Data extract.
Segment Open

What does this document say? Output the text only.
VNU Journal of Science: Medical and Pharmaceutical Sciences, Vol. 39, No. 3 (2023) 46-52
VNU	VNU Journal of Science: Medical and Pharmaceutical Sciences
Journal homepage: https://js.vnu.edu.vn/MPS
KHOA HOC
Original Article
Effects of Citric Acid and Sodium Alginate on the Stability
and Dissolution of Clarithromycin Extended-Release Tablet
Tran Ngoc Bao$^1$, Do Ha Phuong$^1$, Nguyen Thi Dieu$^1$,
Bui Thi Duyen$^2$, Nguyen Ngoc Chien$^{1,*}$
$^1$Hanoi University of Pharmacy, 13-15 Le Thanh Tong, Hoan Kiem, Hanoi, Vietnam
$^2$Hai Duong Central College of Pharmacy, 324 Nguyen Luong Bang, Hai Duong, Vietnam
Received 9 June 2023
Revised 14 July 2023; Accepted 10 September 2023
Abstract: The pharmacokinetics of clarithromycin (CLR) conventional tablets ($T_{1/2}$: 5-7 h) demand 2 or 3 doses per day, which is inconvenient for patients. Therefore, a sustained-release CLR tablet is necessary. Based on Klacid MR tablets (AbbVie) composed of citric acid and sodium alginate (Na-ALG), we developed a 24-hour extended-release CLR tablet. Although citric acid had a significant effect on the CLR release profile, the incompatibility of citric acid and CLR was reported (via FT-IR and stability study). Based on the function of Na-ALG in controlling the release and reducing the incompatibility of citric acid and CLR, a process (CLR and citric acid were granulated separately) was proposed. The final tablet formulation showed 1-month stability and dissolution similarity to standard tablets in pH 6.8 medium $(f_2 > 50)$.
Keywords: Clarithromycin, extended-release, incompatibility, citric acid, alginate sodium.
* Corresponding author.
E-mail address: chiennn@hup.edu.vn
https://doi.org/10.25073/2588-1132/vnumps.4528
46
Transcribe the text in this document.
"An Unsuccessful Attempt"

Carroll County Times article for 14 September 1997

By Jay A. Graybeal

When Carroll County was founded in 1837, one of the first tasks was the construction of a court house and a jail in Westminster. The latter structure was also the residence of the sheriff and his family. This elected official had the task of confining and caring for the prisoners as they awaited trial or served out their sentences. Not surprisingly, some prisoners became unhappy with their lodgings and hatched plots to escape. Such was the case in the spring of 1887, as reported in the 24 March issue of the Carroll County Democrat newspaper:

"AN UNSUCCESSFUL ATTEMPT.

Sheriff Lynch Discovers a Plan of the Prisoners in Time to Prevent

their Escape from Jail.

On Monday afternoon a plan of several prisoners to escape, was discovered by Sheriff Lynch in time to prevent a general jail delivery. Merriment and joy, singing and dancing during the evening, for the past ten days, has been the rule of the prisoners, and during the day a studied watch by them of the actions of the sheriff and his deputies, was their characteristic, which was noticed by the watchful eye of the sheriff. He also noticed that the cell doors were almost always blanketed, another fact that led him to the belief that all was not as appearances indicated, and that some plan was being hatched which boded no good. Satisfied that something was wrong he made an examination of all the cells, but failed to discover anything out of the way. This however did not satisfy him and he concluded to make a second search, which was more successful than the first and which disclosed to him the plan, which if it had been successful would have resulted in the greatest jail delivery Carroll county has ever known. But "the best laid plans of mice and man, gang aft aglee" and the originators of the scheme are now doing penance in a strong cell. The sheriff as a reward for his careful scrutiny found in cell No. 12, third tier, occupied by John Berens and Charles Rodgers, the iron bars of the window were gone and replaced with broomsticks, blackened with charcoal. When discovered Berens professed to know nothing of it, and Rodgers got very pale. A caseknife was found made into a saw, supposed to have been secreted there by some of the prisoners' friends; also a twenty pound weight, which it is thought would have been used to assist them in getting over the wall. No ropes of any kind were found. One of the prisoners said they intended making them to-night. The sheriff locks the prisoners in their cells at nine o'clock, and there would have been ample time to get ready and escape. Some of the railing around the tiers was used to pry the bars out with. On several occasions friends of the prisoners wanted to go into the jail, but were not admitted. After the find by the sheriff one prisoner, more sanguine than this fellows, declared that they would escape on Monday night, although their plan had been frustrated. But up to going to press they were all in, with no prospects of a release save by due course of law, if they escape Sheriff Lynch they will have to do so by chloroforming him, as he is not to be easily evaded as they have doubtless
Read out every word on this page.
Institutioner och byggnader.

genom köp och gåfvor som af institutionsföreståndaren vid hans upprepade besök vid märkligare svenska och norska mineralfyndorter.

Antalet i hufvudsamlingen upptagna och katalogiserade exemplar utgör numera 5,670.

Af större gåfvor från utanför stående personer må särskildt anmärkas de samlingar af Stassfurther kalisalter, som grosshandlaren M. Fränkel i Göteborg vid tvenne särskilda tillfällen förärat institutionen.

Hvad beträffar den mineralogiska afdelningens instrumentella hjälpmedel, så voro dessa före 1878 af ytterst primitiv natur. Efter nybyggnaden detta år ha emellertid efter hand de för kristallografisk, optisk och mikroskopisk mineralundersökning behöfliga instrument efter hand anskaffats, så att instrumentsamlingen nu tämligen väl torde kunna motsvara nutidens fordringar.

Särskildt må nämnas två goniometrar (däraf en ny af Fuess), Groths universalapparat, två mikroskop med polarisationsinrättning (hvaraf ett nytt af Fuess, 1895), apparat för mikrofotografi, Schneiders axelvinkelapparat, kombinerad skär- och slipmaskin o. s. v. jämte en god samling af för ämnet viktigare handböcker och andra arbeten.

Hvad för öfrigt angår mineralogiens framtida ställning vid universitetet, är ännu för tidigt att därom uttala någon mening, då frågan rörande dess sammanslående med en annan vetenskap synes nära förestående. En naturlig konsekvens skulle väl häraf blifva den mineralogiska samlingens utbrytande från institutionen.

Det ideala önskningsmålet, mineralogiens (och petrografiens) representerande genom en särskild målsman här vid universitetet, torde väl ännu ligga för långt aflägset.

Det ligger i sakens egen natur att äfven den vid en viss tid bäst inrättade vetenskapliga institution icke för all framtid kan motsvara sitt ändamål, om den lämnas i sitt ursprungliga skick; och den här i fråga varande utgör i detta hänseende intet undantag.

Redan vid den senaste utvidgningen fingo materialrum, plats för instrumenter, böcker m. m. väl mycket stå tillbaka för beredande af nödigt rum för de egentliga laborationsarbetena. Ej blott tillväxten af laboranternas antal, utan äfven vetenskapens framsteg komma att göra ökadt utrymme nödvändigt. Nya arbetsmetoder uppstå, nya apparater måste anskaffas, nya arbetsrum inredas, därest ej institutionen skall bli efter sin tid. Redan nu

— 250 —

Segment Closed

What needs to be done.
Within the material above, find the lines that contain the word "Pharmaceutical"; copy them.

Result for this exercise.
VNU Journal of Science: Medical and Pharmaceutical Sciences, Vol. 39, No. 3 (2023) 46-52
VNU	VNU Journal of Science: Medical and Pharmaceutical Sciences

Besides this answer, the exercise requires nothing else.